**Task to carry out:**
Take the data that follows and retype it word for word.

Stored data

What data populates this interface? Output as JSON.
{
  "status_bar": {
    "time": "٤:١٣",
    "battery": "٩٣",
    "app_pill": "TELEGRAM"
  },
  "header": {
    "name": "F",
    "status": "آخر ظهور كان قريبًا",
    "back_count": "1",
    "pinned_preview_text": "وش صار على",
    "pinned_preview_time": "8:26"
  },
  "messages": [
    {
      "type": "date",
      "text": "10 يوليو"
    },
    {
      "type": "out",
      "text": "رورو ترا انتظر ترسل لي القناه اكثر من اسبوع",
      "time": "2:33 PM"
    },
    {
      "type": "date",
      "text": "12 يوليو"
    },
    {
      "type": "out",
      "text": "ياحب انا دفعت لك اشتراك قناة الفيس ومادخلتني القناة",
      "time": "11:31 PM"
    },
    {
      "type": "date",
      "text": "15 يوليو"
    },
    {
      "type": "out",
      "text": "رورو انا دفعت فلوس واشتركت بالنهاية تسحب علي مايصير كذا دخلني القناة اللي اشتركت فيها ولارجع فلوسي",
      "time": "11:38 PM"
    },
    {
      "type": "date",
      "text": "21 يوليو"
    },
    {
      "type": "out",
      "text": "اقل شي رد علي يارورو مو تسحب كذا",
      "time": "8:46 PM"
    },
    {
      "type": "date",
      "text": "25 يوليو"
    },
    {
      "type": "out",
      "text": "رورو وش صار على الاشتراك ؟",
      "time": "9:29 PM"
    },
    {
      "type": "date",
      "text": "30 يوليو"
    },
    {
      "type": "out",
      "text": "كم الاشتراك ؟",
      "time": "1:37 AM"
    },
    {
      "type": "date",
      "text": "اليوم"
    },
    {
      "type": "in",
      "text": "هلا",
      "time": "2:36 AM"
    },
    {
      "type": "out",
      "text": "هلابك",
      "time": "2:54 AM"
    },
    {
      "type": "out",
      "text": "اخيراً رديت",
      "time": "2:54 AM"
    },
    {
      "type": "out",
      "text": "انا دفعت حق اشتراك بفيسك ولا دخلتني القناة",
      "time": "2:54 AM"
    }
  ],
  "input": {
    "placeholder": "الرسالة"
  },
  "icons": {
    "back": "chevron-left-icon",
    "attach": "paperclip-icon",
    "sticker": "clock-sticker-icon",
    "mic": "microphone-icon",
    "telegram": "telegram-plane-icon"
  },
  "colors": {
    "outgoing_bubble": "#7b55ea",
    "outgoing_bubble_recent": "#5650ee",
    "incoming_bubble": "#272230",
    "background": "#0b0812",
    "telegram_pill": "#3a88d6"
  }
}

**Answer in full:**
What data populates this interface? Output as JSON.
{
  "status_bar": {
    "time": "٤:١٣",
    "battery": "٩٣",
    "app_pill": "TELEGRAM"
  },
  "header": {
    "name": "F",
    "status": "آخر ظهور كان قريبًا",
    "back_count": "1",
    "pinned_preview_text": "وش صار على",
    "pinned_preview_time": "8:26"
  },
  "messages": [
    {
      "type": "date",
      "text": "10 يوليو"
    },
    {
      "type": "out",
      "text": "رورو ترا انتظر ترسل لي القناه اكثر من اسبوع",
      "time": "2:33 PM"
    },
    {
      "type": "date",
      "text": "12 يوليو"
    },
    {
      "type": "out",
      "text": "ياحب انا دفعت لك اشتراك قناة الفيس ومادخلتني القناة",
      "time": "11:31 PM"
    },
    {
      "type": "date",
      "text": "15 يوليو"
    },
    {
      "type": "out",
      "text": "رورو انا دفعت فلوس واشتركت بالنهاية تسحب علي مايصير كذا دخلني القناة اللي اشتركت فيها ولارجع فلوسي",
      "time": "11:38 PM"
    },
    {
      "type": "date",
      "text": "21 يوليو"
    },
    {
      "type": "out",
      "text": "اقل شي رد علي يارورو مو تسحب كذا",
      "time": "8:46 PM"
    },
    {
      "type": "date",
      "text": "25 يوليو"
    },
    {
      "type": "out",
      "text": "رورو وش صار على الاشتراك ؟",
      "time": "9:29 PM"
    },
    {
      "type": "date",
      "text": "30 يوليو"
    },
    {
      "type": "out",
      "text": "كم الاشتراك ؟",
      "time": "1:37 AM"
    },
    {
      "type": "date",
      "text": "اليوم"
    },
    {
      "type": "in",
      "text": "هلا",
      "time": "2:36 AM"
    },
    {
      "type": "out",
      "text": "هلابك",
      "time": "2:54 AM"
    },
    {
      "type": "out",
      "text": "اخيراً رديت",
      "time": "2:54 AM"
    },
    {
      "type": "out",
      "text": "انا دفعت حق اشتراك بفيسك ولا دخلتني القناة",
      "time": "2:54 AM"
    }
  ],
  "input": {
    "placeholder": "الرسالة"
  },
  "icons": {
    "back": "chevron-left-icon",
    "attach": "paperclip-icon",
    "sticker": "clock-sticker-icon",
    "mic": "microphone-icon",
    "telegram": "telegram-plane-icon"
  },
  "colors": {
    "outgoing_bubble": "#7b55ea",
    "outgoing_bubble_recent": "#5650ee",
    "incoming_bubble": "#272230",
    "background": "#0b0812",
    "telegram_pill": "#3a88d6"
  }
}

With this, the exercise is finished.